══ INPUT ROWS ══

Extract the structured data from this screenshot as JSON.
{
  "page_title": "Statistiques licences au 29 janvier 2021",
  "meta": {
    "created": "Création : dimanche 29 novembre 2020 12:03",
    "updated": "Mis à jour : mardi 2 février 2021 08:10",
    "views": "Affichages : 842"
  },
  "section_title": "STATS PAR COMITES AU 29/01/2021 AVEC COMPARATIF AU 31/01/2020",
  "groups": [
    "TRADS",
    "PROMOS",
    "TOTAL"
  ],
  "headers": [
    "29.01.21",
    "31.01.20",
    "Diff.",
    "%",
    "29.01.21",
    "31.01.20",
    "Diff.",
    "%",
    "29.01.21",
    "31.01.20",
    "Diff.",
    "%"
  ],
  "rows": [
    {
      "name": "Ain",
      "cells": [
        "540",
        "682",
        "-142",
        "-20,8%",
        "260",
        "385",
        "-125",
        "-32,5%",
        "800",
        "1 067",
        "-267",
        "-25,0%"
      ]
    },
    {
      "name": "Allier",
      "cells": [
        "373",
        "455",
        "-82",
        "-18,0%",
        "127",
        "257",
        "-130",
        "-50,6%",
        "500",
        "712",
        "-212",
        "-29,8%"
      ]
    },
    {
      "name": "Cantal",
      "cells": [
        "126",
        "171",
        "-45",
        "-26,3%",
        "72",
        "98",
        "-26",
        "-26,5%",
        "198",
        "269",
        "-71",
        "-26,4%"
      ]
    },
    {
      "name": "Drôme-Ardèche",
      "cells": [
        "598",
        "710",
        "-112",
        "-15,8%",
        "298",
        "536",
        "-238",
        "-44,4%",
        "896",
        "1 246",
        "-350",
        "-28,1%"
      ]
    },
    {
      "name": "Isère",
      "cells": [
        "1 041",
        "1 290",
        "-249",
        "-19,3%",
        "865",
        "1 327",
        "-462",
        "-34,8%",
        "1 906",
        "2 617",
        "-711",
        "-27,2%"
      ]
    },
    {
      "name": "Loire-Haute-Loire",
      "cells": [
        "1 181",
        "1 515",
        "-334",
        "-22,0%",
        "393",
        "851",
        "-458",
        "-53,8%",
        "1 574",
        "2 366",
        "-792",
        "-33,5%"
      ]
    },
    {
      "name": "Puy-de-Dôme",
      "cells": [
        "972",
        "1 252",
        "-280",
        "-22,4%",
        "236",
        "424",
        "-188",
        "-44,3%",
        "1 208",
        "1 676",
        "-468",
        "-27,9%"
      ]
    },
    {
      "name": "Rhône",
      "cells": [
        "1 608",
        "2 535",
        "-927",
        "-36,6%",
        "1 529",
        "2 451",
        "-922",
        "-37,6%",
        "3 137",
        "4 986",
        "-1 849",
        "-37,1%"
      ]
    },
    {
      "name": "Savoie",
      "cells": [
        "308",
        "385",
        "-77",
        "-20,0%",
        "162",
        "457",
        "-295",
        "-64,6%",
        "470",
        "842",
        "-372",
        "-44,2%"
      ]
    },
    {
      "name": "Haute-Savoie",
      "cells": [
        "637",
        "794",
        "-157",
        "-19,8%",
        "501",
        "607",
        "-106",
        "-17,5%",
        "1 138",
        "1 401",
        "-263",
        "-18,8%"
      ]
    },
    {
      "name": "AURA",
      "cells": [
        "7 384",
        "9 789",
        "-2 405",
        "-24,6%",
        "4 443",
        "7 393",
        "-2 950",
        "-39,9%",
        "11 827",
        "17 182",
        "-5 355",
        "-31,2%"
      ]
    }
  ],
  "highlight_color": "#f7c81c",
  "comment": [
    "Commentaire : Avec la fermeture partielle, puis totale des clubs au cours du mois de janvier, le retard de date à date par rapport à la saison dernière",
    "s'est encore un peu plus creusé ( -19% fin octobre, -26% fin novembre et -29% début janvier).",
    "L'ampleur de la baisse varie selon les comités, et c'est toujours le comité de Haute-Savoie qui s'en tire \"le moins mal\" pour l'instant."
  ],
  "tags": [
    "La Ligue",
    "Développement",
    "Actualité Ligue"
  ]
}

═══

◆ **WORK TO COMPLETE**
Using the data above, reproduce every line exactly.

◆ **EXERCISE RESULT**
Extract the structured data from this screenshot as JSON.
{
  "page_title": "Statistiques licences au 29 janvier 2021",
  "meta": {
    "created": "Création : dimanche 29 novembre 2020 12:03",
    "updated": "Mis à jour : mardi 2 février 2021 08:10",
    "views": "Affichages : 842"
  },
  "section_title": "STATS PAR COMITES AU 29/01/2021 AVEC COMPARATIF AU 31/01/2020",
  "groups": [
    "TRADS",
    "PROMOS",
    "TOTAL"
  ],
  "headers": [
    "29.01.21",
    "31.01.20",
    "Diff.",
    "%",
    "29.01.21",
    "31.01.20",
    "Diff.",
    "%",
    "29.01.21",
    "31.01.20",
    "Diff.",
    "%"
  ],
  "rows": [
    {
      "name": "Ain",
      "cells": [
        "540",
        "682",
        "-142",
        "-20,8%",
        "260",
        "385",
        "-125",
        "-32,5%",
        "800",
        "1 067",
        "-267",
        "-25,0%"
      ]
    },
    {
      "name": "Allier",
      "cells": [
        "373",
        "455",
        "-82",
        "-18,0%",
        "127",
        "257",
        "-130",
        "-50,6%",
        "500",
        "712",
        "-212",
        "-29,8%"
      ]
    },
    {
      "name": "Cantal",
      "cells": [
        "126",
        "171",
        "-45",
        "-26,3%",
        "72",
        "98",
        "-26",
        "-26,5%",
        "198",
        "269",
        "-71",
        "-26,4%"
      ]
    },
    {
      "name": "Drôme-Ardèche",
      "cells": [
        "598",
        "710",
        "-112",
        "-15,8%",
        "298",
        "536",
        "-238",
        "-44,4%",
        "896",
        "1 246",
        "-350",
        "-28,1%"
      ]
    },
    {
      "name": "Isère",
      "cells": [
        "1 041",
        "1 290",
        "-249",
        "-19,3%",
        "865",
        "1 327",
        "-462",
        "-34,8%",
        "1 906",
        "2 617",
        "-711",
        "-27,2%"
      ]
    },
    {
      "name": "Loire-Haute-Loire",
      "cells": [
        "1 181",
        "1 515",
        "-334",
        "-22,0%",
        "393",
        "851",
        "-458",
        "-53,8%",
        "1 574",
        "2 366",
        "-792",
        "-33,5%"
      ]
    },
    {
      "name": "Puy-de-Dôme",
      "cells": [
        "972",
        "1 252",
        "-280",
        "-22,4%",
        "236",
        "424",
        "-188",
        "-44,3%",
        "1 208",
        "1 676",
        "-468",
        "-27,9%"
      ]
    },
    {
      "name": "Rhône",
      "cells": [
        "1 608",
        "2 535",
        "-927",
        "-36,6%",
        "1 529",
        "2 451",
        "-922",
        "-37,6%",
        "3 137",
        "4 986",
        "-1 849",
        "-37,1%"
      ]
    },
    {
      "name": "Savoie",
      "cells": [
        "308",
        "385",
        "-77",
        "-20,0%",
        "162",
        "457",
        "-295",
        "-64,6%",
        "470",
        "842",
        "-372",
        "-44,2%"
      ]
    },
    {
      "name": "Haute-Savoie",
      "cells": [
        "637",
        "794",
        "-157",
        "-19,8%",
        "501",
        "607",
        "-106",
        "-17,5%",
        "1 138",
        "1 401",
        "-263",
        "-18,8%"
      ]
    },
    {
      "name": "AURA",
      "cells": [
        "7 384",
        "9 789",
        "-2 405",
        "-24,6%",
        "4 443",
        "7 393",
        "-2 950",
        "-39,9%",
        "11 827",
        "17 182",
        "-5 355",
        "-31,2%"
      ]
    }
  ],
  "highlight_color": "#f7c81c",
  "comment": [
    "Commentaire : Avec la fermeture partielle, puis totale des clubs au cours du mois de janvier, le retard de date à date par rapport à la saison dernière",
    "s'est encore un peu plus creusé ( -19% fin octobre, -26% fin novembre et -29% début janvier).",
    "L'ampleur de la baisse varie selon les comités, et c'est toujours le comité de Haute-Savoie qui s'en tire \"le moins mal\" pour l'instant."
  ],
  "tags": [
    "La Ligue",
    "Développement",
    "Actualité Ligue"
  ]
}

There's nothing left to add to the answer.